Stored records
┏━━
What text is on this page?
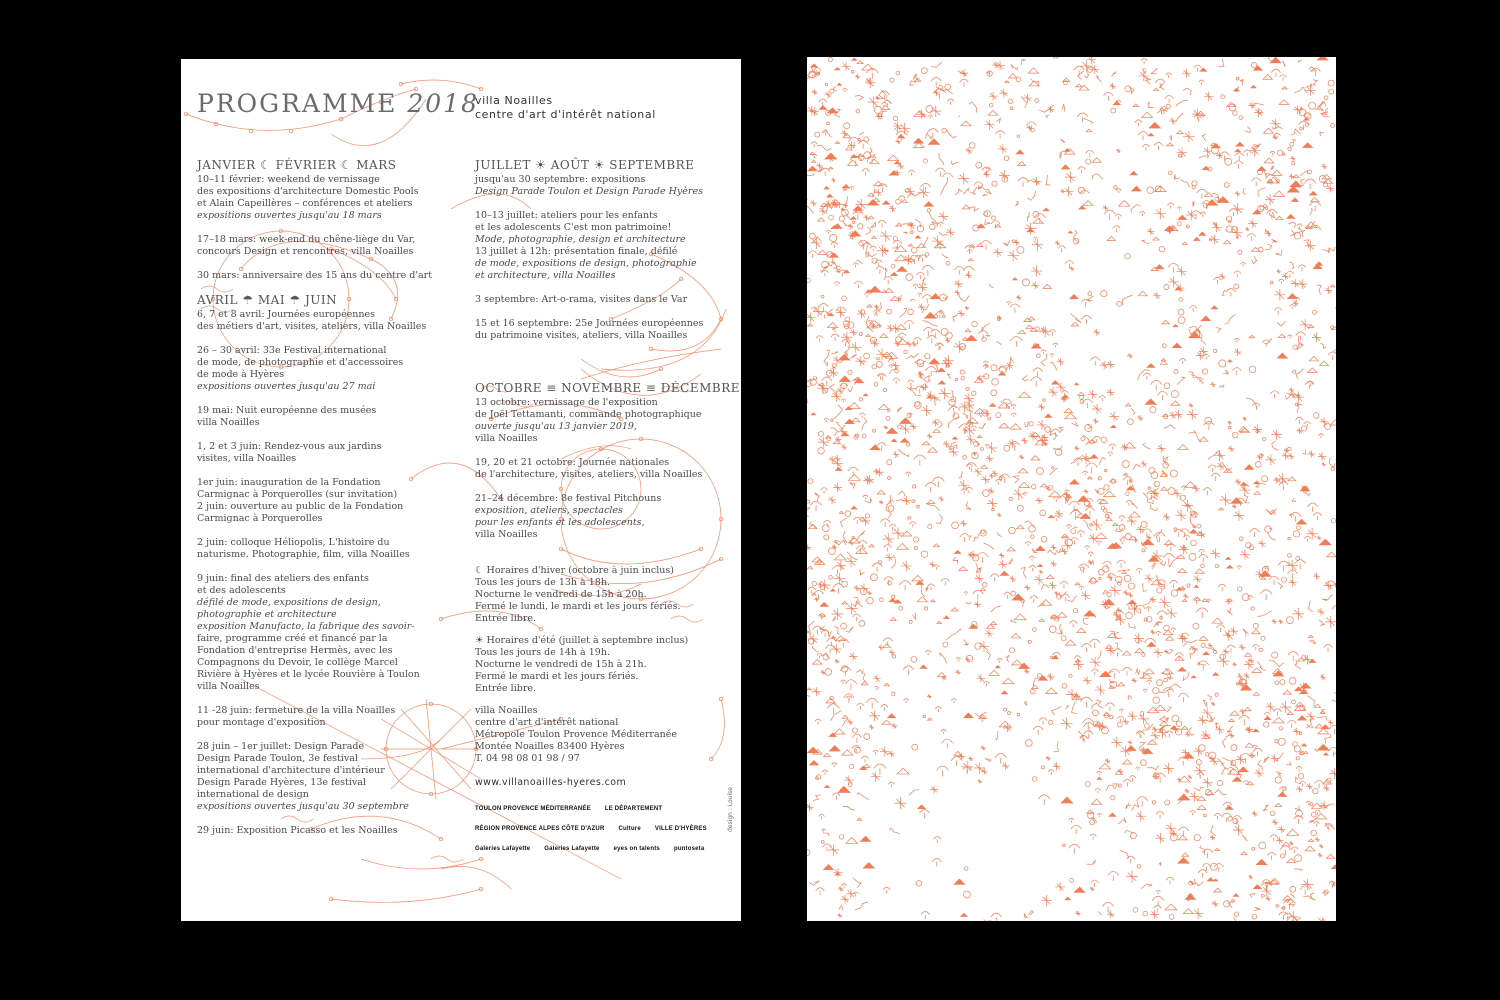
PROGRAMME 2018
villa Noailles
centre d'art d'intérêt national
JANVIER ☾ FÉVRIER ☾ MARS

10–11 février: weekend de vernissage

des expositions d'architecture Domestic Pools

et Alain Capeillères – conférences et ateliers

expositions ouvertes jusqu'au 18 mars

17–18 mars: week-end du chêne-liège du Var,

concours Design et rencontres, villa Noailles

30 mars: anniversaire des 15 ans du centre d'art

AVRIL ☂ MAI ☂ JUIN

6, 7 et 8 avril: Journées européennes

des métiers d'art, visites, ateliers, villa Noailles

26 – 30 avril: 33e Festival international

de mode, de photographie et d'accessoires

de mode à Hyères

expositions ouvertes jusqu'au 27 mai

19 mai: Nuit européenne des musées

villa Noailles

1, 2 et 3 juin: Rendez-vous aux jardins

visites, villa Noailles

1er juin: inauguration de la Fondation

Carmignac à Porquerolles (sur invitation)

2 juin: ouverture au public de la Fondation

Carmignac à Porquerolles

2 juin: colloque Héliopolis, L'histoire du

naturisme. Photographie, film, villa Noailles

9 juin: final des ateliers des enfants

et des adolescents

défilé de mode, expositions de design,

photographie et architecture

exposition Manufacto, la fabrique des savoir-

faire, programme créé et financé par la

Fondation d'entreprise Hermès, avec les

Compagnons du Devoir, le collège Marcel

Rivière à Hyères et le lycée Rouvière à Toulon

villa Noailles

11 -28 juin: fermeture de la villa Noailles

pour montage d'exposition

28 juin – 1er juillet: Design Parade

Design Parade Toulon, 3e festival

international d'architecture d'intérieur

Design Parade Hyères, 13e festival

international de design

expositions ouvertes jusqu'au 30 septembre

29 juin: Exposition Picasso et les Noailles

JUILLET ☀ AOÛT ☀ SEPTEMBRE

jusqu'au 30 septembre: expositions

Design Parade Toulon et Design Parade Hyères

10–13 juillet: ateliers pour les enfants

et les adolescents C'est mon patrimoine!

Mode, photographie, design et architecture

13 juillet à 12h: présentation finale, défilé

de mode, expositions de design, photographie

et architecture, villa Noailles

3 septembre: Art-o-rama, visites dans le Var

15 et 16 septembre: 25e Journées européennes

du patrimoine visites, ateliers, villa Noailles

OCTOBRE ≡ NOVEMBRE ≡ DÉCEMBRE

13 octobre: vernissage de l'exposition

de Joël Tettamanti, commande photographique

ouverte jusqu'au 13 janvier 2019,

villa Noailles

19, 20 et 21 octobre: Journée nationales

de l'architecture, visites, ateliers, villa Noailles

21–24 décembre: 8e festival Pitchouns

exposition, ateliers, spectacles

pour les enfants et les adolescents,

villa Noailles

☾ Horaires d'hiver (octobre à juin inclus)

Tous les jours de 13h à 18h.

Nocturne le vendredi de 15h à 20h.

Fermé le lundi, le mardi et les jours fériés.

Entrée libre.

☀ Horaires d'été (juillet à septembre inclus)

Tous les jours de 14h à 19h.

Nocturne le vendredi de 15h à 21h.

Fermé le mardi et les jours fériés.

Entrée libre.

villa Noailles

centre d'art d'intérêt national

Métropole Toulon Provence Méditerranée

Montée Noailles 83400 Hyères

T. 04 98 08 01 98 / 97

www.villanoailles-hyeres.com
TOULON PROVENCE MÉDITERRANÉE LE DÉPARTEMENT
RÉGION PROVENCE ALPES CÔTE D'AZUR Culture VILLE D'HYÈRES
Galeries Lafayette Galeries Lafayette eyes on talents puntoseta
design : Louise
┗━━
Copy each line of the data that contains the word "international".

26 – 30 avril: 33e Festival international
international d'architecture d'intérieur
international de design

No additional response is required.